TASK DESCRIPTION:
All entries below are to be set down again, identical to the source.
******************************
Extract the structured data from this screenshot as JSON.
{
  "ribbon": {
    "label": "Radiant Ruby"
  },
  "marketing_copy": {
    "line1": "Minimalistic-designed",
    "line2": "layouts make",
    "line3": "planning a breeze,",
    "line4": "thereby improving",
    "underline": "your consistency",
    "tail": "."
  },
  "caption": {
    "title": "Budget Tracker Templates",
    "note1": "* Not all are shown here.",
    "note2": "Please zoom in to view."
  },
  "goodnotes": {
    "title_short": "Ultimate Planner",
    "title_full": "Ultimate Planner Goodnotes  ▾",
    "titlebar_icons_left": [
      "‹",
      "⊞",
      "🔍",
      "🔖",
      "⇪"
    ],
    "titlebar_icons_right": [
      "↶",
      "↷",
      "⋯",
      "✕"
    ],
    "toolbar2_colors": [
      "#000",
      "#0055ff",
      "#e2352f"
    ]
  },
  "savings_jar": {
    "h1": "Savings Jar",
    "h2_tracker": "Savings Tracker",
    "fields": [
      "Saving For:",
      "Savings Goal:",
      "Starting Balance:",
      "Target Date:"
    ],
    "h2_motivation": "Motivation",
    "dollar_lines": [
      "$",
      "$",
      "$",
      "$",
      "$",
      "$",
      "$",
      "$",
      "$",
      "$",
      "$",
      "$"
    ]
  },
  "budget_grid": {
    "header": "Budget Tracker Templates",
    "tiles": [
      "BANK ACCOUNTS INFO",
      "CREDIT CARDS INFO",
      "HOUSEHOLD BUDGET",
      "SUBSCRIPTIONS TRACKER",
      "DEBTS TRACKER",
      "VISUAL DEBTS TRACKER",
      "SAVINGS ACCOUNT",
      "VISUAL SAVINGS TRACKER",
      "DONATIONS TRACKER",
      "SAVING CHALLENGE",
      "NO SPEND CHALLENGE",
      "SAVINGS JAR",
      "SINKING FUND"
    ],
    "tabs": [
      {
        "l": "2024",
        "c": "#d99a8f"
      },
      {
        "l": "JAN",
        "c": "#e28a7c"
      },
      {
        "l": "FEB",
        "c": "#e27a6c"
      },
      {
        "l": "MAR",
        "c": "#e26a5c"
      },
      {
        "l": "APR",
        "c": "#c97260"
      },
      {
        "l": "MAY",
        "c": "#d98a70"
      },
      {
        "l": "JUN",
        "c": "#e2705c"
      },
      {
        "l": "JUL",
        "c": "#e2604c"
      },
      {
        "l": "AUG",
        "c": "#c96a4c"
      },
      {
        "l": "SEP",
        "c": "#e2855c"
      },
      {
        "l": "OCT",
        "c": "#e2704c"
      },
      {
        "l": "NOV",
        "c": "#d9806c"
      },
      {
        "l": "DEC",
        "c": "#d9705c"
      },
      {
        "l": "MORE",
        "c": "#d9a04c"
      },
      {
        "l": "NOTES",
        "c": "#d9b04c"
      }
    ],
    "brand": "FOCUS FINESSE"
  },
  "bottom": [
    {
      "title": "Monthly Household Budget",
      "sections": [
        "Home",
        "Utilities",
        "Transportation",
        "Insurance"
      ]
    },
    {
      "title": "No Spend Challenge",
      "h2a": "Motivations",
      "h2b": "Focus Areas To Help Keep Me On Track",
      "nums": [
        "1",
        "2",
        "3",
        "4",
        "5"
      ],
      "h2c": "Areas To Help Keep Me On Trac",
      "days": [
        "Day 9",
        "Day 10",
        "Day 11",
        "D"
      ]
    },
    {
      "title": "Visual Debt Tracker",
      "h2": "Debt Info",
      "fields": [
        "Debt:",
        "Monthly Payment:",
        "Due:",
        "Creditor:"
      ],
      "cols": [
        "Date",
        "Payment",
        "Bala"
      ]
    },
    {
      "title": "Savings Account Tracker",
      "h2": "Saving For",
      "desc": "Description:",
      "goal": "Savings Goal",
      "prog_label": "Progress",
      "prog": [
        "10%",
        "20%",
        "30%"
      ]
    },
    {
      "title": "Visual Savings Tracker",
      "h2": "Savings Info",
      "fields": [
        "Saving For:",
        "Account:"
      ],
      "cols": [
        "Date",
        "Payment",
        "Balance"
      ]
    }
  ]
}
******************************
FINISHED TASK:
Extract the structured data from this screenshot as JSON.
{
  "ribbon": {
    "label": "Radiant Ruby"
  },
  "marketing_copy": {
    "line1": "Minimalistic-designed",
    "line2": "layouts make",
    "line3": "planning a breeze,",
    "line4": "thereby improving",
    "underline": "your consistency",
    "tail": "."
  },
  "caption": {
    "title": "Budget Tracker Templates",
    "note1": "* Not all are shown here.",
    "note2": "Please zoom in to view."
  },
  "goodnotes": {
    "title_short": "Ultimate Planner",
    "title_full": "Ultimate Planner Goodnotes  ▾",
    "titlebar_icons_left": [
      "‹",
      "⊞",
      "🔍",
      "🔖",
      "⇪"
    ],
    "titlebar_icons_right": [
      "↶",
      "↷",
      "⋯",
      "✕"
    ],
    "toolbar2_colors": [
      "#000",
      "#0055ff",
      "#e2352f"
    ]
  },
  "savings_jar": {
    "h1": "Savings Jar",
    "h2_tracker": "Savings Tracker",
    "fields": [
      "Saving For:",
      "Savings Goal:",
      "Starting Balance:",
      "Target Date:"
    ],
    "h2_motivation": "Motivation",
    "dollar_lines": [
      "$",
      "$",
      "$",
      "$",
      "$",
      "$",
      "$",
      "$",
      "$",
      "$",
      "$",
      "$"
    ]
  },
  "budget_grid": {
    "header": "Budget Tracker Templates",
    "tiles": [
      "BANK ACCOUNTS INFO",
      "CREDIT CARDS INFO",
      "HOUSEHOLD BUDGET",
      "SUBSCRIPTIONS TRACKER",
      "DEBTS TRACKER",
      "VISUAL DEBTS TRACKER",
      "SAVINGS ACCOUNT",
      "VISUAL SAVINGS TRACKER",
      "DONATIONS TRACKER",
      "SAVING CHALLENGE",
      "NO SPEND CHALLENGE",
      "SAVINGS JAR",
      "SINKING FUND"
    ],
    "tabs": [
      {
        "l": "2024",
        "c": "#d99a8f"
      },
      {
        "l": "JAN",
        "c": "#e28a7c"
      },
      {
        "l": "FEB",
        "c": "#e27a6c"
      },
      {
        "l": "MAR",
        "c": "#e26a5c"
      },
      {
        "l": "APR",
        "c": "#c97260"
      },
      {
        "l": "MAY",
        "c": "#d98a70"
      },
      {
        "l": "JUN",
        "c": "#e2705c"
      },
      {
        "l": "JUL",
        "c": "#e2604c"
      },
      {
        "l": "AUG",
        "c": "#c96a4c"
      },
      {
        "l": "SEP",
        "c": "#e2855c"
      },
      {
        "l": "OCT",
        "c": "#e2704c"
      },
      {
        "l": "NOV",
        "c": "#d9806c"
      },
      {
        "l": "DEC",
        "c": "#d9705c"
      },
      {
        "l": "MORE",
        "c": "#d9a04c"
      },
      {
        "l": "NOTES",
        "c": "#d9b04c"
      }
    ],
    "brand": "FOCUS FINESSE"
  },
  "bottom": [
    {
      "title": "Monthly Household Budget",
      "sections": [
        "Home",
        "Utilities",
        "Transportation",
        "Insurance"
      ]
    },
    {
      "title": "No Spend Challenge",
      "h2a": "Motivations",
      "h2b": "Focus Areas To Help Keep Me On Track",
      "nums": [
        "1",
        "2",
        "3",
        "4",
        "5"
      ],
      "h2c": "Areas To Help Keep Me On Trac",
      "days": [
        "Day 9",
        "Day 10",
        "Day 11",
        "D"
      ]
    },
    {
      "title": "Visual Debt Tracker",
      "h2": "Debt Info",
      "fields": [
        "Debt:",
        "Monthly Payment:",
        "Due:",
        "Creditor:"
      ],
      "cols": [
        "Date",
        "Payment",
        "Bala"
      ]
    },
    {
      "title": "Savings Account Tracker",
      "h2": "Saving For",
      "desc": "Description:",
      "goal": "Savings Goal",
      "prog_label": "Progress",
      "prog": [
        "10%",
        "20%",
        "30%"
      ]
    },
    {
      "title": "Visual Savings Tracker",
      "h2": "Savings Info",
      "fields": [
        "Saving For:",
        "Account:"
      ],
      "cols": [
        "Date",
        "Payment",
        "Balance"
      ]
    }
  ]
}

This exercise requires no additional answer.